◆ Data entries ◆
* * * * *

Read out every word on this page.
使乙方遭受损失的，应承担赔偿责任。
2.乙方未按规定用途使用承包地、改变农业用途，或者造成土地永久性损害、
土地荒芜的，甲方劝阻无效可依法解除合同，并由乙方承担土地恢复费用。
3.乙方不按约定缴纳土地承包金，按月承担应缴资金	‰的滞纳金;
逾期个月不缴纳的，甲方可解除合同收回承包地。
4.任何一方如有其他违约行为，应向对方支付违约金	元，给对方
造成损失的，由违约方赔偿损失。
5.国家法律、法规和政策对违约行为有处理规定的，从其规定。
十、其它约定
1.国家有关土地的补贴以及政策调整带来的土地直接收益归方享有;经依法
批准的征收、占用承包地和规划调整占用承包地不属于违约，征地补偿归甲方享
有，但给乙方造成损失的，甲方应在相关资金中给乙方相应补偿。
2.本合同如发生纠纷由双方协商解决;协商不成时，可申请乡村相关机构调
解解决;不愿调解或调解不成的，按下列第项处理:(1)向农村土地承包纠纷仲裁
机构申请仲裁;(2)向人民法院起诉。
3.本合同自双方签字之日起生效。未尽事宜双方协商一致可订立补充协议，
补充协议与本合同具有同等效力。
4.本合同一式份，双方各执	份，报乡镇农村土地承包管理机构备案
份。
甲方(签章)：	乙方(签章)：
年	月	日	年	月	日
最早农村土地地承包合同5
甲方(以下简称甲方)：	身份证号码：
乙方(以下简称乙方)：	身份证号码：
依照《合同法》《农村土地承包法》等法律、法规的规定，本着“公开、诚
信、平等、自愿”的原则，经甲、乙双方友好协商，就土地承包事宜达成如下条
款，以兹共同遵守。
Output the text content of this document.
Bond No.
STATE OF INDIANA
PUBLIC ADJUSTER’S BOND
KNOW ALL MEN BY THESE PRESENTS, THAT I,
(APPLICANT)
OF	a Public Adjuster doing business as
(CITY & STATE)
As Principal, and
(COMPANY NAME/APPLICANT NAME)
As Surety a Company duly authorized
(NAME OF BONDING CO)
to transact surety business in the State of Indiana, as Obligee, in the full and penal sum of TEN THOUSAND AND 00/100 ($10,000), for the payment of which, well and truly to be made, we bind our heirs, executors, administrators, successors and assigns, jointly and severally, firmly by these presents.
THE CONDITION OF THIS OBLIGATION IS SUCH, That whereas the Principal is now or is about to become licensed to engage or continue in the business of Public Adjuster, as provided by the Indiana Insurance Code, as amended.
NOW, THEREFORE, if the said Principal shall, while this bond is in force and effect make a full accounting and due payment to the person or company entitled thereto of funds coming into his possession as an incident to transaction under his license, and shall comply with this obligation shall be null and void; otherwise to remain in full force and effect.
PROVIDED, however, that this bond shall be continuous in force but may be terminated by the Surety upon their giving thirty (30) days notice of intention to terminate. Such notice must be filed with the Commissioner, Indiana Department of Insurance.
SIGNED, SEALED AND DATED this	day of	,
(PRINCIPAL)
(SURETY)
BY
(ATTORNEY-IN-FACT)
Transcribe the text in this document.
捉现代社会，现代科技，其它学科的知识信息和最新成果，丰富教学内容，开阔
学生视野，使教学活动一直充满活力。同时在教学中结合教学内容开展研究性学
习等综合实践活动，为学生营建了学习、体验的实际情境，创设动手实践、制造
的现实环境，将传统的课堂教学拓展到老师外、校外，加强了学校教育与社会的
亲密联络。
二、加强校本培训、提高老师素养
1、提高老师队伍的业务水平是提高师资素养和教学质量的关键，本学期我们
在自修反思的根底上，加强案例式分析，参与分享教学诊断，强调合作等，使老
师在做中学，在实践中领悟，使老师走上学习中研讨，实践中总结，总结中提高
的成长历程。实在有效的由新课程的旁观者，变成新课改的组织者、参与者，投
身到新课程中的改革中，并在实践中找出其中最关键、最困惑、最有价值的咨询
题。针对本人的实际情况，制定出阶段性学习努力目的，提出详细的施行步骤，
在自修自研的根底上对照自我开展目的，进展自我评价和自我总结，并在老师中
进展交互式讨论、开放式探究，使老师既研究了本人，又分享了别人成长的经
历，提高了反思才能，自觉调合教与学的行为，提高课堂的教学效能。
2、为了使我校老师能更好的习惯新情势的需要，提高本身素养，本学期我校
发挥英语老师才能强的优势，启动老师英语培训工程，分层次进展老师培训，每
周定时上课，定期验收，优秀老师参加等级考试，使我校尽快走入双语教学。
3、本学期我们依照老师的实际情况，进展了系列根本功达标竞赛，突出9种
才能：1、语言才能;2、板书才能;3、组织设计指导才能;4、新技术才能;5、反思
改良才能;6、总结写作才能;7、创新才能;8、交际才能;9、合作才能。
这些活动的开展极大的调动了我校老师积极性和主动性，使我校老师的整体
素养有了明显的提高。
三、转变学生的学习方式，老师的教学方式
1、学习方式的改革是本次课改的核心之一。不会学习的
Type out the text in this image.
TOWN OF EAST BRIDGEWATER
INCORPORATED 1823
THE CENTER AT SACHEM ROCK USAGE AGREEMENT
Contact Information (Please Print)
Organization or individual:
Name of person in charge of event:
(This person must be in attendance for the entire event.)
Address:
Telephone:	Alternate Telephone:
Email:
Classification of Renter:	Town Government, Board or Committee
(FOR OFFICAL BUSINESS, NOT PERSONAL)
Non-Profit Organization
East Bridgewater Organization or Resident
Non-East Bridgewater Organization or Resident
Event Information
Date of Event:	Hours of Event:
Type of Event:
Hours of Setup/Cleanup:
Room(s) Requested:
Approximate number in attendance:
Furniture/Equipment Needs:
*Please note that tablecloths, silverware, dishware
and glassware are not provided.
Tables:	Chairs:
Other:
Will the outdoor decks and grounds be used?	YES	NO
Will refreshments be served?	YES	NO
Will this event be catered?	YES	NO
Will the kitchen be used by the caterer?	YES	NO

* * * * *

◆ Required task ◆
Set all of the entries down again, exactly as they were given.

◆ Solution ◆
Read out every word on this page.
使乙方遭受损失的，应承担赔偿责任。
2.乙方未按规定用途使用承包地、改变农业用途，或者造成土地永久性损害、
土地荒芜的，甲方劝阻无效可依法解除合同，并由乙方承担土地恢复费用。
3.乙方不按约定缴纳土地承包金，按月承担应缴资金	‰的滞纳金;
逾期个月不缴纳的，甲方可解除合同收回承包地。
4.任何一方如有其他违约行为，应向对方支付违约金	元，给对方
造成损失的，由违约方赔偿损失。
5.国家法律、法规和政策对违约行为有处理规定的，从其规定。
十、其它约定
1.国家有关土地的补贴以及政策调整带来的土地直接收益归方享有;经依法
批准的征收、占用承包地和规划调整占用承包地不属于违约，征地补偿归甲方享
有，但给乙方造成损失的，甲方应在相关资金中给乙方相应补偿。
2.本合同如发生纠纷由双方协商解决;协商不成时，可申请乡村相关机构调
解解决;不愿调解或调解不成的，按下列第项处理:(1)向农村土地承包纠纷仲裁
机构申请仲裁;(2)向人民法院起诉。
3.本合同自双方签字之日起生效。未尽事宜双方协商一致可订立补充协议，
补充协议与本合同具有同等效力。
4.本合同一式份，双方各执	份，报乡镇农村土地承包管理机构备案
份。
甲方(签章)：	乙方(签章)：
年	月	日	年	月	日
最早农村土地地承包合同5
甲方(以下简称甲方)：	身份证号码：
乙方(以下简称乙方)：	身份证号码：
依照《合同法》《农村土地承包法》等法律、法规的规定，本着“公开、诚
信、平等、自愿”的原则，经甲、乙双方友好协商，就土地承包事宜达成如下条
款，以兹共同遵守。
Output the text content of this document.
Bond No.
STATE OF INDIANA
PUBLIC ADJUSTER’S BOND
KNOW ALL MEN BY THESE PRESENTS, THAT I,
(APPLICANT)
OF	a Public Adjuster doing business as
(CITY & STATE)
As Principal, and
(COMPANY NAME/APPLICANT NAME)
As Surety a Company duly authorized
(NAME OF BONDING CO)
to transact surety business in the State of Indiana, as Obligee, in the full and penal sum of TEN THOUSAND AND 00/100 ($10,000), for the payment of which, well and truly to be made, we bind our heirs, executors, administrators, successors and assigns, jointly and severally, firmly by these presents.
THE CONDITION OF THIS OBLIGATION IS SUCH, That whereas the Principal is now or is about to become licensed to engage or continue in the business of Public Adjuster, as provided by the Indiana Insurance Code, as amended.
NOW, THEREFORE, if the said Principal shall, while this bond is in force and effect make a full accounting and due payment to the person or company entitled thereto of funds coming into his possession as an incident to transaction under his license, and shall comply with this obligation shall be null and void; otherwise to remain in full force and effect.
PROVIDED, however, that this bond shall be continuous in force but may be terminated by the Surety upon their giving thirty (30) days notice of intention to terminate. Such notice must be filed with the Commissioner, Indiana Department of Insurance.
SIGNED, SEALED AND DATED this	day of	,
(PRINCIPAL)
(SURETY)
BY
(ATTORNEY-IN-FACT)
Transcribe the text in this document.
捉现代社会，现代科技，其它学科的知识信息和最新成果，丰富教学内容，开阔
学生视野，使教学活动一直充满活力。同时在教学中结合教学内容开展研究性学
习等综合实践活动，为学生营建了学习、体验的实际情境，创设动手实践、制造
的现实环境，将传统的课堂教学拓展到老师外、校外，加强了学校教育与社会的
亲密联络。
二、加强校本培训、提高老师素养
1、提高老师队伍的业务水平是提高师资素养和教学质量的关键，本学期我们
在自修反思的根底上，加强案例式分析，参与分享教学诊断，强调合作等，使老
师在做中学，在实践中领悟，使老师走上学习中研讨，实践中总结，总结中提高
的成长历程。实在有效的由新课程的旁观者，变成新课改的组织者、参与者，投
身到新课程中的改革中，并在实践中找出其中最关键、最困惑、最有价值的咨询
题。针对本人的实际情况，制定出阶段性学习努力目的，提出详细的施行步骤，
在自修自研的根底上对照自我开展目的，进展自我评价和自我总结，并在老师中
进展交互式讨论、开放式探究，使老师既研究了本人，又分享了别人成长的经
历，提高了反思才能，自觉调合教与学的行为，提高课堂的教学效能。
2、为了使我校老师能更好的习惯新情势的需要，提高本身素养，本学期我校
发挥英语老师才能强的优势，启动老师英语培训工程，分层次进展老师培训，每
周定时上课，定期验收，优秀老师参加等级考试，使我校尽快走入双语教学。
3、本学期我们依照老师的实际情况，进展了系列根本功达标竞赛，突出9种
才能：1、语言才能;2、板书才能;3、组织设计指导才能;4、新技术才能;5、反思
改良才能;6、总结写作才能;7、创新才能;8、交际才能;9、合作才能。
这些活动的开展极大的调动了我校老师积极性和主动性，使我校老师的整体
素养有了明显的提高。
三、转变学生的学习方式，老师的教学方式
1、学习方式的改革是本次课改的核心之一。不会学习的
Type out the text in this image.
TOWN OF EAST BRIDGEWATER
INCORPORATED 1823
THE CENTER AT SACHEM ROCK USAGE AGREEMENT
Contact Information (Please Print)
Organization or individual:
Name of person in charge of event:
(This person must be in attendance for the entire event.)
Address:
Telephone:	Alternate Telephone:
Email:
Classification of Renter:	Town Government, Board or Committee
(FOR OFFICAL BUSINESS, NOT PERSONAL)
Non-Profit Organization
East Bridgewater Organization or Resident
Non-East Bridgewater Organization or Resident
Event Information
Date of Event:	Hours of Event:
Type of Event:
Hours of Setup/Cleanup:
Room(s) Requested:
Approximate number in attendance:
Furniture/Equipment Needs:
*Please note that tablecloths, silverware, dishware
and glassware are not provided.
Tables:	Chairs:
Other:
Will the outdoor decks and grounds be used?	YES	NO
Will refreshments be served?	YES	NO
Will this event be catered?	YES	NO
Will the kitchen be used by the caterer?	YES	NO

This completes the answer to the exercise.